__Goal__: Copy all lines below containing "Mapua".

# start of Data to process

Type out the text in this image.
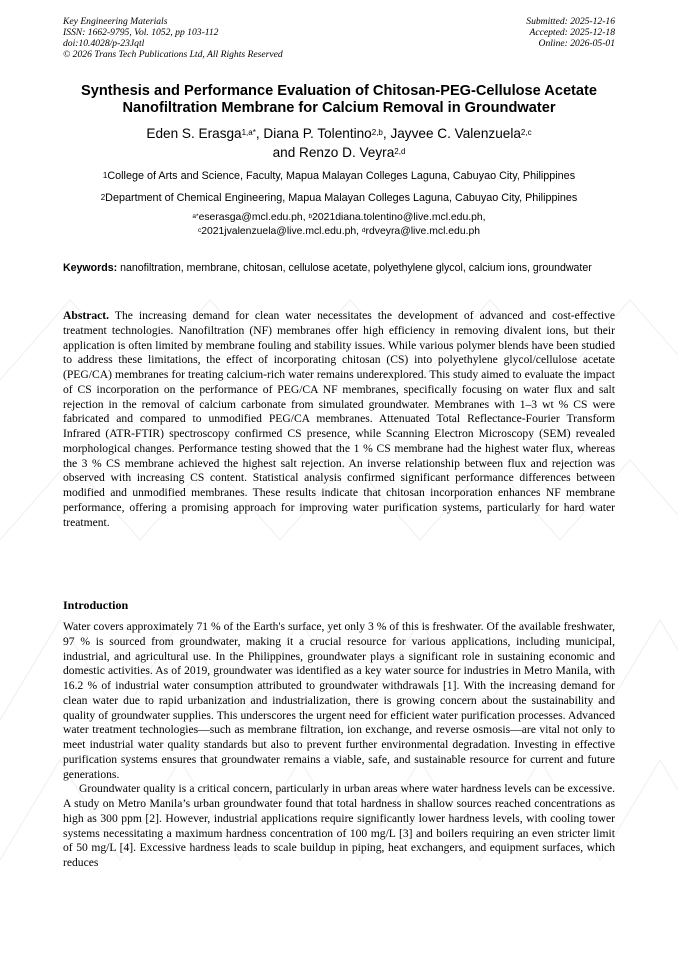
Key Engineering Materials
ISSN: 1662-9795, Vol. 1052, pp 103-112
doi:10.4028/p-23Jqtl
© 2026 Trans Tech Publications Ltd, All Rights Reserved
Submitted: 2025-12-16
Accepted: 2025-12-18
Online: 2026-05-01
Synthesis and Performance Evaluation of Chitosan-PEG-Cellulose Acetate Nanofiltration Membrane for Calcium Removal in Groundwater
Eden S. Erasga$^{1,a*}$, Diana P. Tolentino$^{2,b}$, Jayvee C. Valenzuela$^{2,c}$
and Renzo D. Veyra$^{2,d}$
$^1$College of Arts and Science, Faculty, Mapua Malayan Colleges Laguna, Cabuyao City, Philippines
$^2$Department of Chemical Engineering, Mapua Malayan Colleges Laguna, Cabuyao City, Philippines
$^{a*}$eserasga@mcl.edu.ph, $^b$2021diana.tolentino@live.mcl.edu.ph,
$^c$2021jvalenzuela@live.mcl.edu.ph, $^d$rdveyra@live.mcl.edu.ph
Keywords: nanofiltration, membrane, chitosan, cellulose acetate, polyethylene glycol, calcium ions, groundwater
Abstract. The increasing demand for clean water necessitates the development of advanced and cost-effective treatment technologies. Nanofiltration (NF) membranes offer high efficiency in removing divalent ions, but their application is often limited by membrane fouling and stability issues. While various polymer blends have been studied to address these limitations, the effect of incorporating chitosan (CS) into polyethylene glycol/cellulose acetate (PEG/CA) membranes for treating calcium-rich water remains underexplored. This study aimed to evaluate the impact of CS incorporation on the performance of PEG/CA NF membranes, specifically focusing on water flux and salt rejection in the removal of calcium carbonate from simulated groundwater. Membranes with 1–3 wt % CS were fabricated and compared to unmodified PEG/CA membranes. Attenuated Total Reflectance-Fourier Transform Infrared (ATR-FTIR) spectroscopy confirmed CS presence, while Scanning Electron Microscopy (SEM) revealed morphological changes. Performance testing showed that the 1 % CS membrane had the highest water flux, whereas the 3 % CS membrane achieved the highest salt rejection. An inverse relationship between flux and rejection was observed with increasing CS content. Statistical analysis confirmed significant performance differences between modified and unmodified membranes. These results indicate that chitosan incorporation enhances NF membrane performance, offering a promising approach for improving water purification systems, particularly for hard water treatment.
Introduction

Water covers approximately 71 % of the Earth's surface, yet only 3 % of this is freshwater. Of the available freshwater, 97 % is sourced from groundwater, making it a crucial resource for various applications, including municipal, industrial, and agricultural use. In the Philippines, groundwater plays a significant role in sustaining economic and domestic activities. As of 2019, groundwater was identified as a key water source for industries in Metro Manila, with 16.2 % of industrial water consumption attributed to groundwater withdrawals [1]. With the increasing demand for clean water due to rapid urbanization and industrialization, there is growing concern about the sustainability and quality of groundwater supplies. This underscores the urgent need for efficient water purification processes. Advanced water treatment technologies—such as membrane filtration, ion exchange, and reverse osmosis—are vital not only to meet industrial water quality standards but also to prevent further environmental degradation. Investing in effective purification systems ensures that groundwater remains a viable, safe, and sustainable resource for current and future generations.

Groundwater quality is a critical concern, particularly in urban areas where water hardness levels can be excessive. A study on Metro Manila’s urban groundwater found that total hardness in shallow sources reached concentrations as high as 300 ppm [2]. However, industrial applications require significantly lower hardness levels, with cooling tower systems necessitating a maximum hardness concentration of 100 mg/L [3] and boilers requiring an even stricter limit of 50 mg/L [4]. Excessive hardness leads to scale buildup in piping, heat exchangers, and equipment surfaces, which reduces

# end of Data to process

__Solved problem__:
$^1$College of Arts and Science, Faculty, Mapua Malayan Colleges Laguna, Cabuyao City, Philippines
$^2$Department of Chemical Engineering, Mapua Malayan Colleges Laguna, Cabuyao City, Philippines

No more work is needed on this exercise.